- **Short exercise**
Return each line of the data records below unchanged, in the same order.

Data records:
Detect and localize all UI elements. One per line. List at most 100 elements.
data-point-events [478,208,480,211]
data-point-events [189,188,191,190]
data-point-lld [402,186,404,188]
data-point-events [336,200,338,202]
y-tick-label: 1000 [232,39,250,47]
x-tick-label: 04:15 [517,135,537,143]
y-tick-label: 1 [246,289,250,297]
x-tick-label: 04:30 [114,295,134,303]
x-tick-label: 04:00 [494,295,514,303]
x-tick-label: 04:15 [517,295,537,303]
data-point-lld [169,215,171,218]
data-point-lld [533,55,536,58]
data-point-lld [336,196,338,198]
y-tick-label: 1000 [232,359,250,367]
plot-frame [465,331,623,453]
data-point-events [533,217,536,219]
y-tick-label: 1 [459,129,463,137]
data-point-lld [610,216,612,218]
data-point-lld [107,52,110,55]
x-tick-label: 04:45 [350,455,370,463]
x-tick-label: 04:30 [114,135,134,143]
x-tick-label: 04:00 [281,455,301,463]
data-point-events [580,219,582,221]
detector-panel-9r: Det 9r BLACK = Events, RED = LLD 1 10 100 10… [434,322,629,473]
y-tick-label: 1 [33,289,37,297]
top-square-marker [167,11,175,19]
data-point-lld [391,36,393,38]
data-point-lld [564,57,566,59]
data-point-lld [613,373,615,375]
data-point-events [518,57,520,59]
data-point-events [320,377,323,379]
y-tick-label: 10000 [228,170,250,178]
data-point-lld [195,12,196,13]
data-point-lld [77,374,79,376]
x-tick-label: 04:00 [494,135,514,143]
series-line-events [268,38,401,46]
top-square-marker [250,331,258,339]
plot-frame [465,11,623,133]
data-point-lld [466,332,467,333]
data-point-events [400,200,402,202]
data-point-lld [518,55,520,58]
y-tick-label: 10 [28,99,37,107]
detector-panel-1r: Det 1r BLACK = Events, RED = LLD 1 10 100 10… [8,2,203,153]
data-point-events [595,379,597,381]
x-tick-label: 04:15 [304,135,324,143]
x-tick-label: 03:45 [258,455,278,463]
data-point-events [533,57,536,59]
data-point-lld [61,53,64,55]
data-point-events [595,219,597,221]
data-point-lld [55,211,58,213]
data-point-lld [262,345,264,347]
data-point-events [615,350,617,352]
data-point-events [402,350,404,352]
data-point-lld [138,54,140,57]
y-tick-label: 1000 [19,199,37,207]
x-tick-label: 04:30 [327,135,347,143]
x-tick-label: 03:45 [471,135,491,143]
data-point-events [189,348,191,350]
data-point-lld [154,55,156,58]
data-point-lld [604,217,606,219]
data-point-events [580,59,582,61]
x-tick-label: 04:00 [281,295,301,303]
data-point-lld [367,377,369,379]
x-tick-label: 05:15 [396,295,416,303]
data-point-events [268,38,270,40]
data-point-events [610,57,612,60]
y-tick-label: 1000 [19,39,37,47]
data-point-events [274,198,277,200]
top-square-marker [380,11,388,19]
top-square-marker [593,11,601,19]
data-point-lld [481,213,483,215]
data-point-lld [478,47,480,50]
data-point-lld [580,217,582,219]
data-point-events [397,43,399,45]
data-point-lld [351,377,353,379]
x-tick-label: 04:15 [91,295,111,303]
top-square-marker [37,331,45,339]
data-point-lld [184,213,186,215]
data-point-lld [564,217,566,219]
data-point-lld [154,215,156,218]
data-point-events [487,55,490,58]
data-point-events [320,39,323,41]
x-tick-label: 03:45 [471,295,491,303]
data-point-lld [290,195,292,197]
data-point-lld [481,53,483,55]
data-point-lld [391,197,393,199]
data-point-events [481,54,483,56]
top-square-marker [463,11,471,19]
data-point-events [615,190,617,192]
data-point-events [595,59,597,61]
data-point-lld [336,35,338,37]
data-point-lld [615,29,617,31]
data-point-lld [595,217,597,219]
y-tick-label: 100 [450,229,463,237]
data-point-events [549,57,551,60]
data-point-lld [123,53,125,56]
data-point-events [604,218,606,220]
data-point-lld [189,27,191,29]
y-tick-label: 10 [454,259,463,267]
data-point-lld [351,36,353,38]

- **Result of this task**
Detect and localize all UI elements. One per line. List at most 100 elements.
data-point-events [478,208,480,211]
data-point-events [189,188,191,190]
data-point-lld [402,186,404,188]
data-point-events [336,200,338,202]
y-tick-label: 1000 [232,39,250,47]
x-tick-label: 04:15 [517,135,537,143]
y-tick-label: 1 [246,289,250,297]
x-tick-label: 04:30 [114,295,134,303]
x-tick-label: 04:00 [494,295,514,303]
x-tick-label: 04:15 [517,295,537,303]
data-point-lld [169,215,171,218]
data-point-lld [533,55,536,58]
data-point-lld [336,196,338,198]
y-tick-label: 1000 [232,359,250,367]
plot-frame [465,331,623,453]
data-point-events [533,217,536,219]
y-tick-label: 1 [459,129,463,137]
data-point-lld [610,216,612,218]
data-point-lld [107,52,110,55]
x-tick-label: 04:45 [350,455,370,463]
x-tick-label: 04:30 [114,135,134,143]
x-tick-label: 04:00 [281,455,301,463]
data-point-events [580,219,582,221]
detector-panel-9r: Det 9r BLACK = Events, RED = LLD 1 10 100 10… [434,322,629,473]
y-tick-label: 1 [33,289,37,297]
top-square-marker [167,11,175,19]
data-point-lld [391,36,393,38]
data-point-lld [564,57,566,59]
data-point-lld [613,373,615,375]
data-point-events [518,57,520,59]
data-point-events [320,377,323,379]
y-tick-label: 10000 [228,170,250,178]
data-point-lld [195,12,196,13]
data-point-lld [77,374,79,376]
x-tick-label: 04:00 [494,135,514,143]
series-line-events [268,38,401,46]
top-square-marker [250,331,258,339]
plot-frame [465,11,623,133]
data-point-lld [466,332,467,333]
data-point-events [400,200,402,202]
data-point-lld [518,55,520,58]
y-tick-label: 10 [28,99,37,107]
detector-panel-1r: Det 1r BLACK = Events, RED = LLD 1 10 100 10… [8,2,203,153]
data-point-events [595,379,597,381]
x-tick-label: 04:15 [304,135,324,143]
x-tick-label: 03:45 [258,455,278,463]
data-point-events [533,57,536,59]
data-point-lld [61,53,64,55]
data-point-events [595,219,597,221]
data-point-lld [55,211,58,213]
data-point-lld [262,345,264,347]
data-point-events [615,350,617,352]
data-point-events [402,350,404,352]
data-point-lld [138,54,140,57]
y-tick-label: 1000 [19,199,37,207]
x-tick-label: 04:30 [327,135,347,143]
x-tick-label: 03:45 [471,135,491,143]
data-point-events [189,348,191,350]
data-point-lld [154,55,156,58]
data-point-lld [604,217,606,219]
data-point-events [580,59,582,61]
x-tick-label: 04:00 [281,295,301,303]
data-point-lld [367,377,369,379]
x-tick-label: 05:15 [396,295,416,303]
data-point-events [268,38,270,40]
data-point-events [610,57,612,60]
y-tick-label: 1000 [19,39,37,47]
data-point-events [274,198,277,200]
top-square-marker [380,11,388,19]
top-square-marker [593,11,601,19]
data-point-lld [481,213,483,215]
data-point-lld [478,47,480,50]
data-point-lld [580,217,582,219]
data-point-events [397,43,399,45]
data-point-lld [351,377,353,379]
x-tick-label: 04:15 [91,295,111,303]
top-square-marker [37,331,45,339]
data-point-lld [184,213,186,215]
data-point-lld [564,217,566,219]
data-point-lld [154,215,156,218]
data-point-events [487,55,490,58]
data-point-events [320,39,323,41]
x-tick-label: 03:45 [471,295,491,303]
data-point-lld [290,195,292,197]
data-point-lld [481,53,483,55]
data-point-lld [391,197,393,199]
data-point-events [481,54,483,56]
top-square-marker [463,11,471,19]
data-point-events [615,190,617,192]
data-point-events [595,59,597,61]
data-point-lld [336,35,338,37]
data-point-lld [615,29,617,31]
data-point-lld [595,217,597,219]
y-tick-label: 100 [450,229,463,237]
data-point-events [549,57,551,60]
data-point-lld [123,53,125,56]
data-point-events [604,218,606,220]
data-point-lld [189,27,191,29]
y-tick-label: 10 [454,259,463,267]
data-point-lld [351,36,353,38]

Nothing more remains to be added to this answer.